■ To do ■
Every line of the material is to be quoted verbatim, minus the pictures.

■ Dataset excerpts ■
------

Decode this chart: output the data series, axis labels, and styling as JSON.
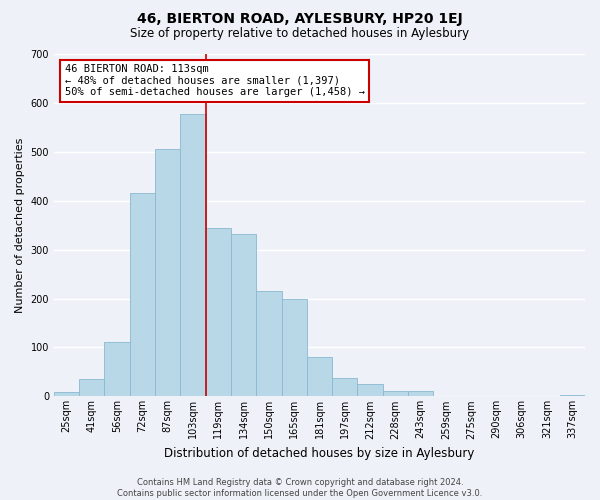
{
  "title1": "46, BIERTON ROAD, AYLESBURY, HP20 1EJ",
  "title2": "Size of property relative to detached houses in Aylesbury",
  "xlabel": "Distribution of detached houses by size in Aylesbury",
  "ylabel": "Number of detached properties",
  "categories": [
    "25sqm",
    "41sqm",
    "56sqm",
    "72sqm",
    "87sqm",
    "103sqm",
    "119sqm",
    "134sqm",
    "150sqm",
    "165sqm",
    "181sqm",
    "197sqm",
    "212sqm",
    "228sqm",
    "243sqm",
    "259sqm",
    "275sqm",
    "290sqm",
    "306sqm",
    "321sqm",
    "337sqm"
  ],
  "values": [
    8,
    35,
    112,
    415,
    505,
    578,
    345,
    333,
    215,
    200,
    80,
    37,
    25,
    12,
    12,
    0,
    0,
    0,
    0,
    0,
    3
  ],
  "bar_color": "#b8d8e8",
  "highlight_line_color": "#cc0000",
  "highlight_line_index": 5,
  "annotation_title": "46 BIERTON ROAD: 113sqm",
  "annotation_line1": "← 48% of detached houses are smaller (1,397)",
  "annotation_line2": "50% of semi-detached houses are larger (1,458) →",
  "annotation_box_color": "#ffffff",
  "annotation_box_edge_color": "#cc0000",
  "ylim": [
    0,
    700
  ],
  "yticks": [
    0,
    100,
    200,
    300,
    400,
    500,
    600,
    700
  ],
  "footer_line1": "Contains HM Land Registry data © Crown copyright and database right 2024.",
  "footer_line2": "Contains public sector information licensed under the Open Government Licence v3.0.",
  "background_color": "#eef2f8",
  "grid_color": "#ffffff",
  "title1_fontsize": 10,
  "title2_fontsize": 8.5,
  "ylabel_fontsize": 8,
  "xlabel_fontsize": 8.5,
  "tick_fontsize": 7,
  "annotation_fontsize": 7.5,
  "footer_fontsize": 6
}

------

■ Right answer ■
Decode this chart: output the data series, axis labels, and styling as JSON.
{
  "title1": "46, BIERTON ROAD, AYLESBURY, HP20 1EJ",
  "title2": "Size of property relative to detached houses in Aylesbury",
  "xlabel": "Distribution of detached houses by size in Aylesbury",
  "ylabel": "Number of detached properties",
  "categories": [
    "25sqm",
    "41sqm",
    "56sqm",
    "72sqm",
    "87sqm",
    "103sqm",
    "119sqm",
    "134sqm",
    "150sqm",
    "165sqm",
    "181sqm",
    "197sqm",
    "212sqm",
    "228sqm",
    "243sqm",
    "259sqm",
    "275sqm",
    "290sqm",
    "306sqm",
    "321sqm",
    "337sqm"
  ],
  "values": [
    8,
    35,
    112,
    415,
    505,
    578,
    345,
    333,
    215,
    200,
    80,
    37,
    25,
    12,
    12,
    0,
    0,
    0,
    0,
    0,
    3
  ],
  "bar_color": "#b8d8e8",
  "highlight_line_color": "#cc0000",
  "highlight_line_index": 5,
  "annotation_title": "46 BIERTON ROAD: 113sqm",
  "annotation_line1": "← 48% of detached houses are smaller (1,397)",
  "annotation_line2": "50% of semi-detached houses are larger (1,458) →",
  "annotation_box_color": "#ffffff",
  "annotation_box_edge_color": "#cc0000",
  "ylim": [
    0,
    700
  ],
  "yticks": [
    0,
    100,
    200,
    300,
    400,
    500,
    600,
    700
  ],
  "footer_line1": "Contains HM Land Registry data © Crown copyright and database right 2024.",
  "footer_line2": "Contains public sector information licensed under the Open Government Licence v3.0.",
  "background_color": "#eef2f8",
  "grid_color": "#ffffff",
  "title1_fontsize": 10,
  "title2_fontsize": 8.5,
  "ylabel_fontsize": 8,
  "xlabel_fontsize": 8.5,
  "tick_fontsize": 7,
  "annotation_fontsize": 7.5,
  "footer_fontsize": 6
}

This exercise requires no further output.